**RECORDS SHOWN:**
┏━━

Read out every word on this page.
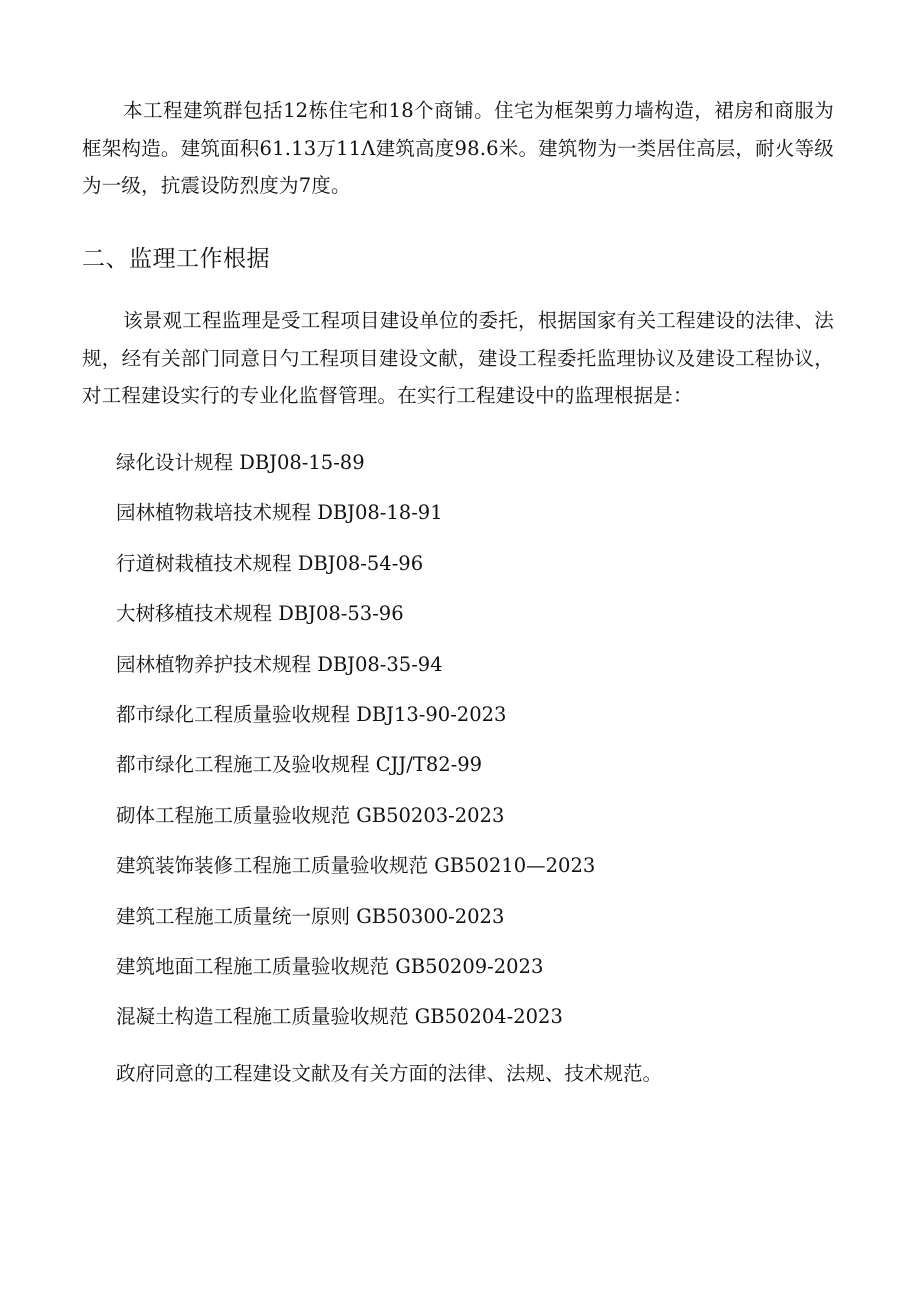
本工程建筑群包括12栋住宅和18个商铺。住宅为框架剪力墙构造，裙房和商服为框架构造。建筑面积61.13万11Λ建筑高度98.6米。建筑物为一类居住高层，耐火等级为一级，抗震设防烈度为7度。

二、监理工作根据

该景观工程监理是受工程项目建设单位的委托，根据国家有关工程建设的法律、法规，经有关部门同意日勺工程项目建设文献，建设工程委托监理协议及建设工程协议，对工程建设实行的专业化监督管理。在实行工程建设中的监理根据是：

绿化设计规程 DBJ08-15-89
园林植物栽培技术规程 DBJ08-18-91
行道树栽植技术规程 DBJ08-54-96
大树移植技术规程 DBJ08-53-96
园林植物养护技术规程 DBJ08-35-94
都市绿化工程质量验收规程 DBJ13-90-2023
都市绿化工程施工及验收规程 CJJ/T82-99
砌体工程施工质量验收规范 GB50203-2023
建筑装饰装修工程施工质量验收规范 GB50210—2023
建筑工程施工质量统一原则 GB50300-2023
建筑地面工程施工质量验收规范 GB50209-2023
混凝土构造工程施工质量验收规范 GB50204-2023

政府同意的工程建设文献及有关方面的法律、法规、技术规范。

┗━━

**WHAT IS BEING ASKED:** Repeat everything in the records precisely. Images are excluded from the copy.

**FULL OUTPUT:**
Read out every word on this page.
本工程建筑群包括12栋住宅和18个商铺。住宅为框架剪力墙构造，裙房和商服为框架构造。建筑面积61.13万11Λ建筑高度98.6米。建筑物为一类居住高层，耐火等级为一级，抗震设防烈度为7度。

二、监理工作根据

该景观工程监理是受工程项目建设单位的委托，根据国家有关工程建设的法律、法规，经有关部门同意日勺工程项目建设文献，建设工程委托监理协议及建设工程协议，对工程建设实行的专业化监督管理。在实行工程建设中的监理根据是：

绿化设计规程 DBJ08-15-89
园林植物栽培技术规程 DBJ08-18-91
行道树栽植技术规程 DBJ08-54-96
大树移植技术规程 DBJ08-53-96
园林植物养护技术规程 DBJ08-35-94
都市绿化工程质量验收规程 DBJ13-90-2023
都市绿化工程施工及验收规程 CJJ/T82-99
砌体工程施工质量验收规范 GB50203-2023
建筑装饰装修工程施工质量验收规范 GB50210—2023
建筑工程施工质量统一原则 GB50300-2023
建筑地面工程施工质量验收规范 GB50209-2023
混凝土构造工程施工质量验收规范 GB50204-2023

政府同意的工程建设文献及有关方面的法律、法规、技术规范。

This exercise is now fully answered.